[start Records]
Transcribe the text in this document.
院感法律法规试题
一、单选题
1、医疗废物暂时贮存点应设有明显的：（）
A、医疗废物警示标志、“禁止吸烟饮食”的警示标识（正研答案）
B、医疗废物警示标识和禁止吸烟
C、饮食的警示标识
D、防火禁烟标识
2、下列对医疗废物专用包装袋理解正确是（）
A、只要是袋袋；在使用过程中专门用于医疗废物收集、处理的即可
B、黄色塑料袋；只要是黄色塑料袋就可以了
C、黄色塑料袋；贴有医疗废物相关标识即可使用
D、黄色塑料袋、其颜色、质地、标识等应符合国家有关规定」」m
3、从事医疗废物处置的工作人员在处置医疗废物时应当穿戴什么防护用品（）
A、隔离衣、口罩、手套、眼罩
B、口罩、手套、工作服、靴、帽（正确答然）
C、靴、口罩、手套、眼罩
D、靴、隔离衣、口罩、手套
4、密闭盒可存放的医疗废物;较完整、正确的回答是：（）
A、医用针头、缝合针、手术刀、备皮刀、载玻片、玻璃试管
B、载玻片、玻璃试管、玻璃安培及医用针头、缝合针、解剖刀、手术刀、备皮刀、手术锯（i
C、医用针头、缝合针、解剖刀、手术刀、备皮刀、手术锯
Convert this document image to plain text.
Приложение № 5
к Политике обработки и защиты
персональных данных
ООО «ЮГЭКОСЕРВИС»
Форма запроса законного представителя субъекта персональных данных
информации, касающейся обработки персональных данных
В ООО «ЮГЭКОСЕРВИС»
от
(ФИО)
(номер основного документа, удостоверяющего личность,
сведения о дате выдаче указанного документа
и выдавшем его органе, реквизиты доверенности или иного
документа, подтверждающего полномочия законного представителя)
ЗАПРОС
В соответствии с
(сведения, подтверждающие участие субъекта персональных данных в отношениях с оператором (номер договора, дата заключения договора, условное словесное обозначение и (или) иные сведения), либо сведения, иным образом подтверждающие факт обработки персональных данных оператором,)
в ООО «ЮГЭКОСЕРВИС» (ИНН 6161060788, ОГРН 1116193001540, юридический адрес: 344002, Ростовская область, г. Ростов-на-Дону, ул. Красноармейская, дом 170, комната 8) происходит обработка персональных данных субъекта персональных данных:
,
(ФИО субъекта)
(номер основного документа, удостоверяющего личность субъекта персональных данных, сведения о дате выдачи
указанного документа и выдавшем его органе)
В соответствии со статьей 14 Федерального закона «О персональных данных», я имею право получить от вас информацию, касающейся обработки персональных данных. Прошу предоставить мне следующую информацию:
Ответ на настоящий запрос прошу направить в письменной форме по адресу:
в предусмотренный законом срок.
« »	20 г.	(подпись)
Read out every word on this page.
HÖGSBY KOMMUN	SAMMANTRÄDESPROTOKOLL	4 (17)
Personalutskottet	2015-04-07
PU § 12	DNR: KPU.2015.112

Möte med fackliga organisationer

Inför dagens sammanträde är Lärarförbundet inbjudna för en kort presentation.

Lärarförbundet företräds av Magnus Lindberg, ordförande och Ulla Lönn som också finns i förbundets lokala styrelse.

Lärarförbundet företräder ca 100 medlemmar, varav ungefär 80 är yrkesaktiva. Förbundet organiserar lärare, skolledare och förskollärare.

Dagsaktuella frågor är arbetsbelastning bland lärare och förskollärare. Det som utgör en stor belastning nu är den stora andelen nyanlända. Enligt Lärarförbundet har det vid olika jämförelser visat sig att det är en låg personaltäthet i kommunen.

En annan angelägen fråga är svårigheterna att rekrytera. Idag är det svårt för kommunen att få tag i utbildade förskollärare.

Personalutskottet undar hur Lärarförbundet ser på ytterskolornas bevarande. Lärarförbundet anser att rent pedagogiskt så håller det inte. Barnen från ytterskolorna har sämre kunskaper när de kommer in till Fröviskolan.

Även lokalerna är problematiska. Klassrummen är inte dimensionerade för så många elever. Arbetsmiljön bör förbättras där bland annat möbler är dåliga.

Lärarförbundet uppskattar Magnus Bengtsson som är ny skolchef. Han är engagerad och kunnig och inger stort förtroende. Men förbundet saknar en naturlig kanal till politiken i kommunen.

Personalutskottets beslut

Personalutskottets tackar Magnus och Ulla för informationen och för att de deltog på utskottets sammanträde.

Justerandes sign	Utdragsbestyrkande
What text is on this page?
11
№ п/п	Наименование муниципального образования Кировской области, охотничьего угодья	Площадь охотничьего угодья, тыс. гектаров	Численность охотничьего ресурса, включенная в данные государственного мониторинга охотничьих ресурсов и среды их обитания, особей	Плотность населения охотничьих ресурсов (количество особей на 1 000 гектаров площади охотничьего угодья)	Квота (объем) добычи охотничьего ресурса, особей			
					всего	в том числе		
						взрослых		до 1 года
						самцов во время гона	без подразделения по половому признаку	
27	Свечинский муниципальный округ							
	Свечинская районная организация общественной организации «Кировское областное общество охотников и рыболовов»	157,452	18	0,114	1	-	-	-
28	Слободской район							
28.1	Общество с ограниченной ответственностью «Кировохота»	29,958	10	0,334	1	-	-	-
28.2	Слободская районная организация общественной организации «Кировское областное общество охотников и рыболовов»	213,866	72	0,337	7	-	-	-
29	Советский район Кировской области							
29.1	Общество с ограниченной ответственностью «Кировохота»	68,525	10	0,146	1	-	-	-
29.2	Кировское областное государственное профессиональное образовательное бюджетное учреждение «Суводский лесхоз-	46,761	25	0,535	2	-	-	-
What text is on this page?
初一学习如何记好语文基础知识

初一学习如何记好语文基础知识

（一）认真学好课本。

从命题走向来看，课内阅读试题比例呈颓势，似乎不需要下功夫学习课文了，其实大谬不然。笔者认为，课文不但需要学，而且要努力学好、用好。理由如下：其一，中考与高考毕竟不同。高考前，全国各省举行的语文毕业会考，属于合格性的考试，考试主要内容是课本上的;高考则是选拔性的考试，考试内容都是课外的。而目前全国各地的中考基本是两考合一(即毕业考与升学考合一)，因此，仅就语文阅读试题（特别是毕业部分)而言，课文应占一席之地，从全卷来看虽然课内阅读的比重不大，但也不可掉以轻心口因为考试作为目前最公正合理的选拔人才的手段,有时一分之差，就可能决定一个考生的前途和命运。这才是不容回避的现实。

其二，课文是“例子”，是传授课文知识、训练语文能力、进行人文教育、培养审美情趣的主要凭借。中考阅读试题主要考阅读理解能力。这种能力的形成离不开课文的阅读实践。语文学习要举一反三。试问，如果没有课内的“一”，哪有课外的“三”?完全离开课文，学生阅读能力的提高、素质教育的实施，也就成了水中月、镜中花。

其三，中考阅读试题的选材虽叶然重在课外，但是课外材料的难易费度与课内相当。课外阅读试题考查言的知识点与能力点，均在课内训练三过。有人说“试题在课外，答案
[end Records]
Exercise prompt —
The records above must be output exactly, in full.

Solution to this task —
Transcribe the text in this document.
院感法律法规试题
一、单选题
1、医疗废物暂时贮存点应设有明显的：（）
A、医疗废物警示标志、“禁止吸烟饮食”的警示标识（正研答案）
B、医疗废物警示标识和禁止吸烟
C、饮食的警示标识
D、防火禁烟标识
2、下列对医疗废物专用包装袋理解正确是（）
A、只要是袋袋；在使用过程中专门用于医疗废物收集、处理的即可
B、黄色塑料袋；只要是黄色塑料袋就可以了
C、黄色塑料袋；贴有医疗废物相关标识即可使用
D、黄色塑料袋、其颜色、质地、标识等应符合国家有关规定」」m
3、从事医疗废物处置的工作人员在处置医疗废物时应当穿戴什么防护用品（）
A、隔离衣、口罩、手套、眼罩
B、口罩、手套、工作服、靴、帽（正确答然）
C、靴、口罩、手套、眼罩
D、靴、隔离衣、口罩、手套
4、密闭盒可存放的医疗废物;较完整、正确的回答是：（）
A、医用针头、缝合针、手术刀、备皮刀、载玻片、玻璃试管
B、载玻片、玻璃试管、玻璃安培及医用针头、缝合针、解剖刀、手术刀、备皮刀、手术锯（i
C、医用针头、缝合针、解剖刀、手术刀、备皮刀、手术锯
Convert this document image to plain text.
Приложение № 5
к Политике обработки и защиты
персональных данных
ООО «ЮГЭКОСЕРВИС»
Форма запроса законного представителя субъекта персональных данных
информации, касающейся обработки персональных данных
В ООО «ЮГЭКОСЕРВИС»
от
(ФИО)
(номер основного документа, удостоверяющего личность,
сведения о дате выдаче указанного документа
и выдавшем его органе, реквизиты доверенности или иного
документа, подтверждающего полномочия законного представителя)
ЗАПРОС
В соответствии с
(сведения, подтверждающие участие субъекта персональных данных в отношениях с оператором (номер договора, дата заключения договора, условное словесное обозначение и (или) иные сведения), либо сведения, иным образом подтверждающие факт обработки персональных данных оператором,)
в ООО «ЮГЭКОСЕРВИС» (ИНН 6161060788, ОГРН 1116193001540, юридический адрес: 344002, Ростовская область, г. Ростов-на-Дону, ул. Красноармейская, дом 170, комната 8) происходит обработка персональных данных субъекта персональных данных:
,
(ФИО субъекта)
(номер основного документа, удостоверяющего личность субъекта персональных данных, сведения о дате выдачи
указанного документа и выдавшем его органе)
В соответствии со статьей 14 Федерального закона «О персональных данных», я имею право получить от вас информацию, касающейся обработки персональных данных. Прошу предоставить мне следующую информацию:
Ответ на настоящий запрос прошу направить в письменной форме по адресу:
в предусмотренный законом срок.
« »	20 г.	(подпись)
Read out every word on this page.
HÖGSBY KOMMUN	SAMMANTRÄDESPROTOKOLL	4 (17)
Personalutskottet	2015-04-07
PU § 12	DNR: KPU.2015.112

Möte med fackliga organisationer

Inför dagens sammanträde är Lärarförbundet inbjudna för en kort presentation.

Lärarförbundet företräds av Magnus Lindberg, ordförande och Ulla Lönn som också finns i förbundets lokala styrelse.

Lärarförbundet företräder ca 100 medlemmar, varav ungefär 80 är yrkesaktiva. Förbundet organiserar lärare, skolledare och förskollärare.

Dagsaktuella frågor är arbetsbelastning bland lärare och förskollärare. Det som utgör en stor belastning nu är den stora andelen nyanlända. Enligt Lärarförbundet har det vid olika jämförelser visat sig att det är en låg personaltäthet i kommunen.

En annan angelägen fråga är svårigheterna att rekrytera. Idag är det svårt för kommunen att få tag i utbildade förskollärare.

Personalutskottet undar hur Lärarförbundet ser på ytterskolornas bevarande. Lärarförbundet anser att rent pedagogiskt så håller det inte. Barnen från ytterskolorna har sämre kunskaper när de kommer in till Fröviskolan.

Även lokalerna är problematiska. Klassrummen är inte dimensionerade för så många elever. Arbetsmiljön bör förbättras där bland annat möbler är dåliga.

Lärarförbundet uppskattar Magnus Bengtsson som är ny skolchef. Han är engagerad och kunnig och inger stort förtroende. Men förbundet saknar en naturlig kanal till politiken i kommunen.

Personalutskottets beslut

Personalutskottets tackar Magnus och Ulla för informationen och för att de deltog på utskottets sammanträde.

Justerandes sign	Utdragsbestyrkande
What text is on this page?
11
№ п/п	Наименование муниципального образования Кировской области, охотничьего угодья	Площадь охотничьего угодья, тыс. гектаров	Численность охотничьего ресурса, включенная в данные государственного мониторинга охотничьих ресурсов и среды их обитания, особей	Плотность населения охотничьих ресурсов (количество особей на 1 000 гектаров площади охотничьего угодья)	Квота (объем) добычи охотничьего ресурса, особей			
					всего	в том числе		
						взрослых		до 1 года
						самцов во время гона	без подразделения по половому признаку	
27	Свечинский муниципальный округ							
	Свечинская районная организация общественной организации «Кировское областное общество охотников и рыболовов»	157,452	18	0,114	1	-	-	-
28	Слободской район							
28.1	Общество с ограниченной ответственностью «Кировохота»	29,958	10	0,334	1	-	-	-
28.2	Слободская районная организация общественной организации «Кировское областное общество охотников и рыболовов»	213,866	72	0,337	7	-	-	-
29	Советский район Кировской области							
29.1	Общество с ограниченной ответственностью «Кировохота»	68,525	10	0,146	1	-	-	-
29.2	Кировское областное государственное профессиональное образовательное бюджетное учреждение «Суводский лесхоз-	46,761	25	0,535	2	-	-	-
What text is on this page?
初一学习如何记好语文基础知识

初一学习如何记好语文基础知识

（一）认真学好课本。

从命题走向来看，课内阅读试题比例呈颓势，似乎不需要下功夫学习课文了，其实大谬不然。笔者认为，课文不但需要学，而且要努力学好、用好。理由如下：其一，中考与高考毕竟不同。高考前，全国各省举行的语文毕业会考，属于合格性的考试，考试主要内容是课本上的;高考则是选拔性的考试，考试内容都是课外的。而目前全国各地的中考基本是两考合一(即毕业考与升学考合一)，因此，仅就语文阅读试题（特别是毕业部分)而言，课文应占一席之地，从全卷来看虽然课内阅读的比重不大，但也不可掉以轻心口因为考试作为目前最公正合理的选拔人才的手段,有时一分之差，就可能决定一个考生的前途和命运。这才是不容回避的现实。

其二，课文是“例子”，是传授课文知识、训练语文能力、进行人文教育、培养审美情趣的主要凭借。中考阅读试题主要考阅读理解能力。这种能力的形成离不开课文的阅读实践。语文学习要举一反三。试问，如果没有课内的“一”，哪有课外的“三”?完全离开课文，学生阅读能力的提高、素质教育的实施，也就成了水中月、镜中花。

其三，中考阅读试题的选材虽叶然重在课外，但是课外材料的难易费度与课内相当。课外阅读试题考查言的知识点与能力点，均在课内训练三过。有人说“试题在课外，答案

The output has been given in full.